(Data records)
══════════

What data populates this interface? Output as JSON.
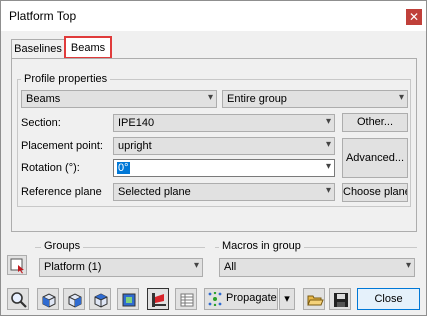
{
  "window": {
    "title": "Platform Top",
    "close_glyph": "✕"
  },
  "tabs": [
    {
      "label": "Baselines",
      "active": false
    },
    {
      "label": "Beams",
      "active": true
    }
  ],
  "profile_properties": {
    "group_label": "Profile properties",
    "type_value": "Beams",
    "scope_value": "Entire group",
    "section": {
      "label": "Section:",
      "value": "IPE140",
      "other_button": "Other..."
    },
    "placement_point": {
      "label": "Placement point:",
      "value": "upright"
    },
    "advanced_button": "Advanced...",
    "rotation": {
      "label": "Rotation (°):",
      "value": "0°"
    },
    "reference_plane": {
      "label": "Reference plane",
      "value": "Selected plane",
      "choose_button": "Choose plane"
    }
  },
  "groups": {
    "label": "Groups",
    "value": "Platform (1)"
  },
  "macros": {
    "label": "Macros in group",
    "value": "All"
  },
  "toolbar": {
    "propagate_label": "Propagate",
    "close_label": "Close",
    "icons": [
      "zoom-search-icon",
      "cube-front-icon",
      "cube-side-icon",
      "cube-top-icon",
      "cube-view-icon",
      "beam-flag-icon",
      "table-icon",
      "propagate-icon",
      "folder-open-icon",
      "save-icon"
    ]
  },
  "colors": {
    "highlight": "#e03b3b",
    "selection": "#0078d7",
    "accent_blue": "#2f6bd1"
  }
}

══════════

Exercise prompt.
Omit the pictures, then output the rest of the listing exactly.

The completed task.
What data populates this interface? Output as JSON.
{
  "window": {
    "title": "Platform Top",
    "close_glyph": "✕"
  },
  "tabs": [
    {
      "label": "Baselines",
      "active": false
    },
    {
      "label": "Beams",
      "active": true
    }
  ],
  "profile_properties": {
    "group_label": "Profile properties",
    "type_value": "Beams",
    "scope_value": "Entire group",
    "section": {
      "label": "Section:",
      "value": "IPE140",
      "other_button": "Other..."
    },
    "placement_point": {
      "label": "Placement point:",
      "value": "upright"
    },
    "advanced_button": "Advanced...",
    "rotation": {
      "label": "Rotation (°):",
      "value": "0°"
    },
    "reference_plane": {
      "label": "Reference plane",
      "value": "Selected plane",
      "choose_button": "Choose plane"
    }
  },
  "groups": {
    "label": "Groups",
    "value": "Platform (1)"
  },
  "macros": {
    "label": "Macros in group",
    "value": "All"
  },
  "toolbar": {
    "propagate_label": "Propagate",
    "close_label": "Close",
    "icons": [
      "zoom-search-icon",
      "cube-front-icon",
      "cube-side-icon",
      "cube-top-icon",
      "cube-view-icon",
      "beam-flag-icon",
      "table-icon",
      "propagate-icon",
      "folder-open-icon",
      "save-icon"
    ]
  },
  "colors": {
    "highlight": "#e03b3b",
    "selection": "#0078d7",
    "accent_blue": "#2f6bd1"
  }
}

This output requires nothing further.